(Exercise details) Take every line from the listing below that includes "null" and copy it.

─── Provided data

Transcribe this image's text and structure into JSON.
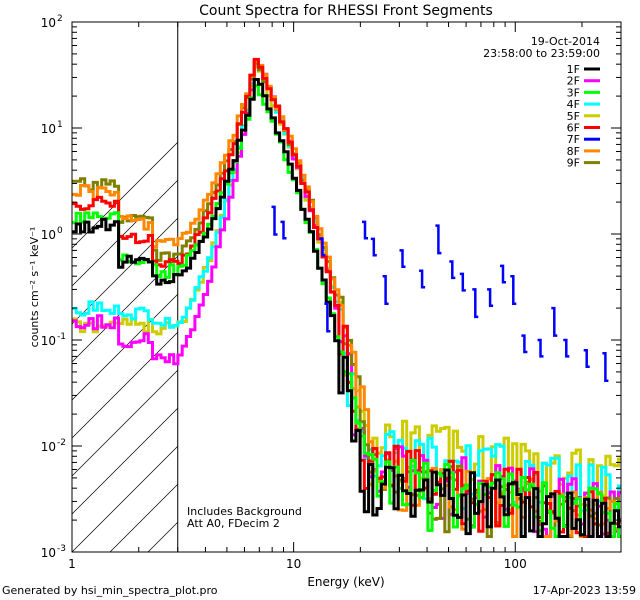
{
  "chart_data": {
    "type": "line",
    "title": "Count Spectra for RHESSI Front Segments",
    "xlabel": "Energy (keV)",
    "ylabel": "counts cm⁻² s⁻¹ keV⁻¹",
    "xscale": "log",
    "yscale": "log",
    "xlim": [
      1,
      300
    ],
    "ylim": [
      0.001,
      100
    ],
    "x_tick_labels": [
      "1",
      "10",
      "100"
    ],
    "y_tick_labels": [
      {
        "base": "10",
        "exp": "-3"
      },
      {
        "base": "10",
        "exp": "-2"
      },
      {
        "base": "10",
        "exp": "-1"
      },
      {
        "base": "10",
        "exp": "0"
      },
      {
        "base": "10",
        "exp": "1"
      },
      {
        "base": "10",
        "exp": "2"
      }
    ],
    "date": "19-Oct-2014",
    "time_range": "23:58:00 to 23:59:00",
    "annotations": [
      "Includes Background",
      "Att A0, FDecim 2"
    ],
    "excluded_region_below_keV": 3,
    "legend_position": "top-right",
    "series": [
      {
        "name": "1F",
        "color": "#000000",
        "peak": 30,
        "thermal_kT": 1.05,
        "floor": 0.0045,
        "low": [
          1.2,
          0.55,
          0.38
        ]
      },
      {
        "name": "2F",
        "color": "#ff00ff",
        "peak": 45,
        "thermal_kT": 1.1,
        "floor": 0.006,
        "low": [
          0.15,
          0.1,
          0.07
        ]
      },
      {
        "name": "3F",
        "color": "#00ff00",
        "peak": 26,
        "thermal_kT": 1.1,
        "floor": 0.005,
        "low": [
          1.5,
          0.6,
          0.45
        ]
      },
      {
        "name": "4F",
        "color": "#00ffff",
        "peak": 42,
        "thermal_kT": 1.15,
        "floor": 0.009,
        "low": [
          0.2,
          0.18,
          0.14
        ]
      },
      {
        "name": "5F",
        "color": "#cccc00",
        "peak": 40,
        "thermal_kT": 1.15,
        "floor": 0.011,
        "low": [
          0.14,
          0.14,
          0.13
        ]
      },
      {
        "name": "6F",
        "color": "#ff0000",
        "peak": 46,
        "thermal_kT": 1.1,
        "floor": 0.006,
        "low": [
          2.0,
          0.9,
          0.5
        ]
      },
      {
        "name": "7F",
        "color": "#0000ff",
        "peak": null,
        "thermal_kT": null,
        "floor": null,
        "low": [],
        "segments": [
          [
            8.2,
            1.8
          ],
          [
            9.0,
            1.3
          ],
          [
            13.5,
            0.9
          ],
          [
            14.2,
            0.22
          ],
          [
            21,
            1.3
          ],
          [
            23,
            0.9
          ],
          [
            26,
            0.4
          ],
          [
            31,
            0.7
          ],
          [
            38,
            0.45
          ],
          [
            45,
            1.2
          ],
          [
            52,
            0.55
          ],
          [
            58,
            0.42
          ],
          [
            66,
            0.3
          ],
          [
            77,
            0.3
          ],
          [
            88,
            0.5
          ],
          [
            98,
            0.4
          ],
          [
            110,
            0.11
          ],
          [
            130,
            0.1
          ],
          [
            150,
            0.2
          ],
          [
            170,
            0.1
          ],
          [
            210,
            0.08
          ],
          [
            255,
            0.075
          ]
        ]
      },
      {
        "name": "8F",
        "color": "#ff8800",
        "peak": 44,
        "thermal_kT": 1.2,
        "floor": 0.005,
        "low": [
          2.5,
          1.3,
          0.85
        ]
      },
      {
        "name": "9F",
        "color": "#808000",
        "peak": 42,
        "thermal_kT": 1.2,
        "floor": 0.005,
        "low": [
          2.9,
          1.5,
          0.65
        ]
      }
    ]
  },
  "footer": {
    "generated_by": "Generated by hsi_min_spectra_plot.pro",
    "timestamp": "17-Apr-2023 13:59"
  }
}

──────

(The completed task)
        "peak": null,
        "thermal_kT": null,
        "floor": null,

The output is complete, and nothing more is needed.